• TASK STATEMENT:
Print out every record exactly as it appears.
★ ★ ★ ★
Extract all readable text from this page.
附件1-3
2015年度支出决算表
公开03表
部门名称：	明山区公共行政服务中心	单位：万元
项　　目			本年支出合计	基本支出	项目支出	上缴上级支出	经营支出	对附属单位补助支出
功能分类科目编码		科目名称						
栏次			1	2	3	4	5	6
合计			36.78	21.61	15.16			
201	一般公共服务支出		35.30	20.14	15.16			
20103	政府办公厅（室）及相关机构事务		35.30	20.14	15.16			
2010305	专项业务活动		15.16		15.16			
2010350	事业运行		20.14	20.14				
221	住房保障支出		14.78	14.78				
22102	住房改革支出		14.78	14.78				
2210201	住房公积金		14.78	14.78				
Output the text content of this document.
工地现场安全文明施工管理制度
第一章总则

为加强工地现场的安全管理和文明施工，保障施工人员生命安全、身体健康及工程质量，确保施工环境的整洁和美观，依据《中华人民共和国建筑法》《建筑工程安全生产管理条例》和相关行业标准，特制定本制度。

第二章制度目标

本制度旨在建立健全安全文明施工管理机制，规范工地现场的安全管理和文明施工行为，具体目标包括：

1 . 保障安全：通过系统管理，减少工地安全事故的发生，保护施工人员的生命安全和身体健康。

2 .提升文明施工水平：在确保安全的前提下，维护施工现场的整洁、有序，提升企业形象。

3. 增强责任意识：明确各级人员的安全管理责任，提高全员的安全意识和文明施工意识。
★ ★ ★ ★
• IN RESPONSE:
Extract all readable text from this page.
附件1-3
2015年度支出决算表
公开03表
部门名称：	明山区公共行政服务中心	单位：万元
项　　目			本年支出合计	基本支出	项目支出	上缴上级支出	经营支出	对附属单位补助支出
功能分类科目编码		科目名称						
栏次			1	2	3	4	5	6
合计			36.78	21.61	15.16			
201	一般公共服务支出		35.30	20.14	15.16			
20103	政府办公厅（室）及相关机构事务		35.30	20.14	15.16			
2010305	专项业务活动		15.16		15.16			
2010350	事业运行		20.14	20.14				
221	住房保障支出		14.78	14.78				
22102	住房改革支出		14.78	14.78				
2210201	住房公积金		14.78	14.78				
Output the text content of this document.
工地现场安全文明施工管理制度
第一章总则

为加强工地现场的安全管理和文明施工，保障施工人员生命安全、身体健康及工程质量，确保施工环境的整洁和美观，依据《中华人民共和国建筑法》《建筑工程安全生产管理条例》和相关行业标准，特制定本制度。

第二章制度目标

本制度旨在建立健全安全文明施工管理机制，规范工地现场的安全管理和文明施工行为，具体目标包括：

1 . 保障安全：通过系统管理，减少工地安全事故的发生，保护施工人员的生命安全和身体健康。

2 .提升文明施工水平：在确保安全的前提下，维护施工现场的整洁、有序，提升企业形象。

3. 增强责任意识：明确各级人员的安全管理责任，提高全员的安全意识和文明施工意识。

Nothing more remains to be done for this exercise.